- [What you will do]:
Without the pictures, output the records below word for word.
[Begin Given data]
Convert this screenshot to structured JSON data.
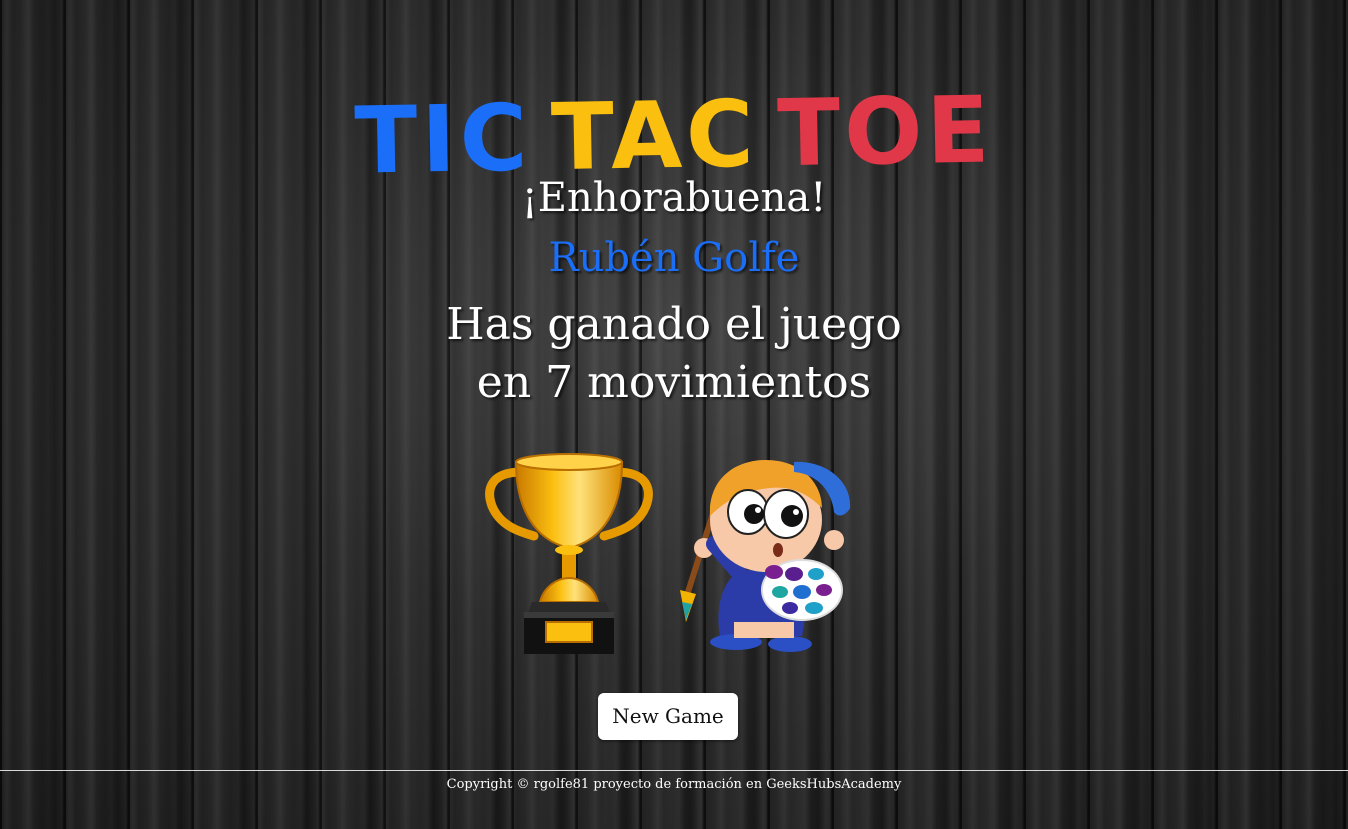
{
  "title": {
    "word1": "TIC",
    "word2": "TAC",
    "word3": "TOE"
  },
  "result": {
    "congrats": "¡Enhorabuena!",
    "player_name": "Rubén Golfe",
    "line1": "Has ganado el juego",
    "line2": "en 7 movimientos",
    "moves": 7
  },
  "images": {
    "trophy": "trophy-icon",
    "winner": "painter-kid-icon"
  },
  "buttons": {
    "new_game": "New Game"
  },
  "footer": {
    "copyright": "Copyright © rgolfe81 proyecto de formación en GeeksHubsAcademy"
  },
  "colors": {
    "blue": "#1a6ef7",
    "yellow": "#fbbf10",
    "red": "#e03848",
    "background": "#1c1c1c"
  }
}
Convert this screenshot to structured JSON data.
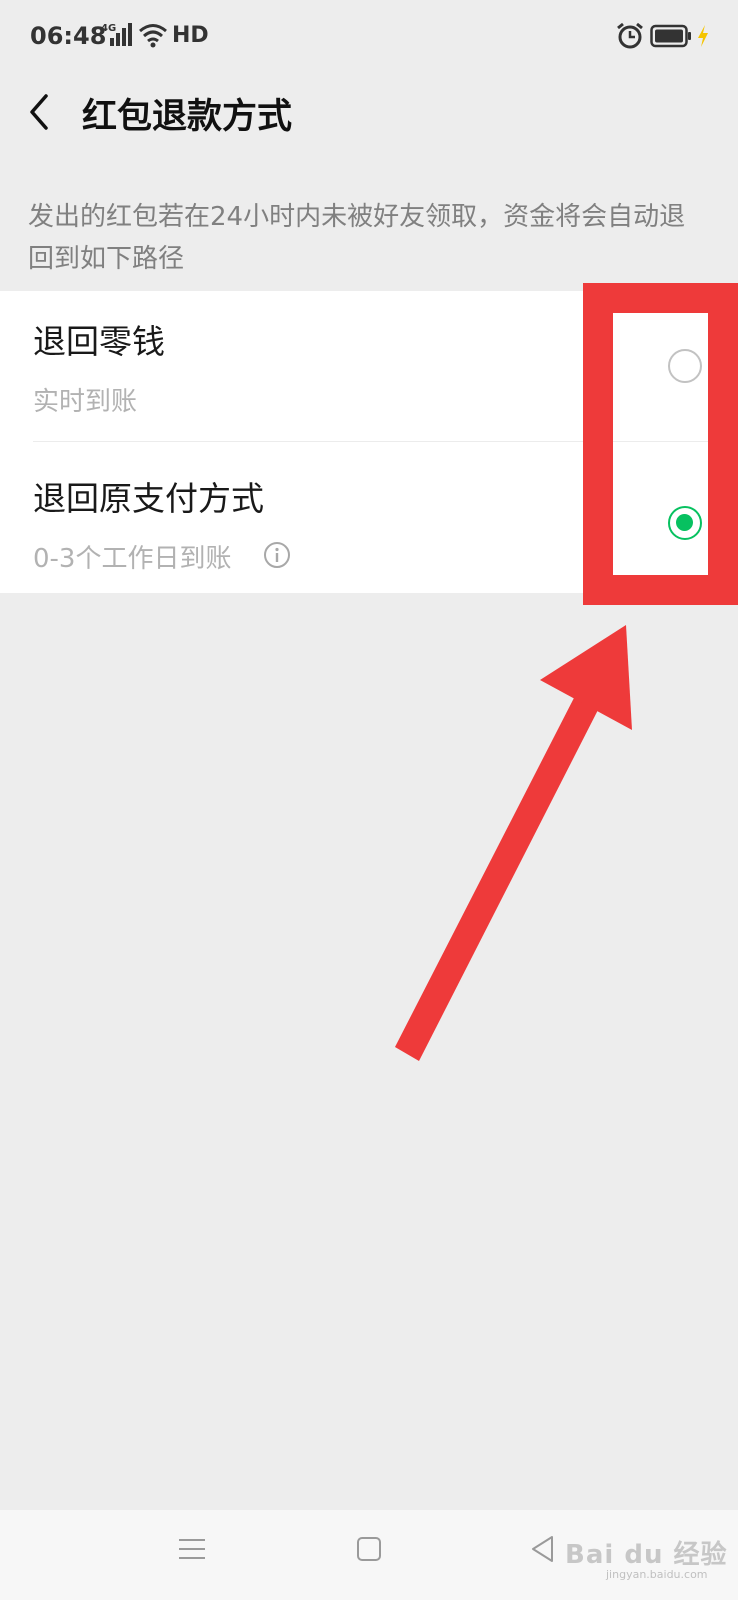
[End Given data]
- [The answer]:
Convert this screenshot to structured JSON data.
{
  "title": {
    "word1": "TIC",
    "word2": "TAC",
    "word3": "TOE"
  },
  "result": {
    "congrats": "¡Enhorabuena!",
    "player_name": "Rubén Golfe",
    "line1": "Has ganado el juego",
    "line2": "en 7 movimientos",
    "moves": 7
  },
  "images": {
    "trophy": "trophy-icon",
    "winner": "painter-kid-icon"
  },
  "buttons": {
    "new_game": "New Game"
  },
  "footer": {
    "copyright": "Copyright © rgolfe81 proyecto de formación en GeeksHubsAcademy"
  },
  "colors": {
    "blue": "#1a6ef7",
    "yellow": "#fbbf10",
    "red": "#e03848",
    "background": "#1c1c1c"
  }
}
Convert this screenshot to structured JSON data.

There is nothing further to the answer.